Items listed in a dataset
* * * * *

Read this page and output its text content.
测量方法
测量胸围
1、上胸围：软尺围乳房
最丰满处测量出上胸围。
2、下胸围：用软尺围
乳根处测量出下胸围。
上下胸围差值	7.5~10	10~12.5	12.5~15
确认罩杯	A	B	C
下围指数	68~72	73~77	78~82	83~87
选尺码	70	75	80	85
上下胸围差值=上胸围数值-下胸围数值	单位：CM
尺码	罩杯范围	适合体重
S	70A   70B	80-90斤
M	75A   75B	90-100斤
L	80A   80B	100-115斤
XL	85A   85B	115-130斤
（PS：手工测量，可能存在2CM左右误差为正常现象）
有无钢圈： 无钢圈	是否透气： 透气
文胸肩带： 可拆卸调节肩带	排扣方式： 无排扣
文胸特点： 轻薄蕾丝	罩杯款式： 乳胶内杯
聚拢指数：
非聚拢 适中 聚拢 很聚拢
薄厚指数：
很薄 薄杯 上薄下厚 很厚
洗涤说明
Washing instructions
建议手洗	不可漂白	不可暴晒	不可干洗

* * * * *

- _AIM_: Reproduce the material above exactly; please quote every line of it.

- _OUTPUT OF THE EXERCISE_:
Read this page and output its text content.
测量方法
测量胸围
1、上胸围：软尺围乳房
最丰满处测量出上胸围。
2、下胸围：用软尺围
乳根处测量出下胸围。
上下胸围差值	7.5~10	10~12.5	12.5~15
确认罩杯	A	B	C
下围指数	68~72	73~77	78~82	83~87
选尺码	70	75	80	85
上下胸围差值=上胸围数值-下胸围数值	单位：CM
尺码	罩杯范围	适合体重
S	70A   70B	80-90斤
M	75A   75B	90-100斤
L	80A   80B	100-115斤
XL	85A   85B	115-130斤
（PS：手工测量，可能存在2CM左右误差为正常现象）
有无钢圈： 无钢圈	是否透气： 透气
文胸肩带： 可拆卸调节肩带	排扣方式： 无排扣
文胸特点： 轻薄蕾丝	罩杯款式： 乳胶内杯
聚拢指数：
非聚拢 适中 聚拢 很聚拢
薄厚指数：
很薄 薄杯 上薄下厚 很厚
洗涤说明
Washing instructions
建议手洗	不可漂白	不可暴晒	不可干洗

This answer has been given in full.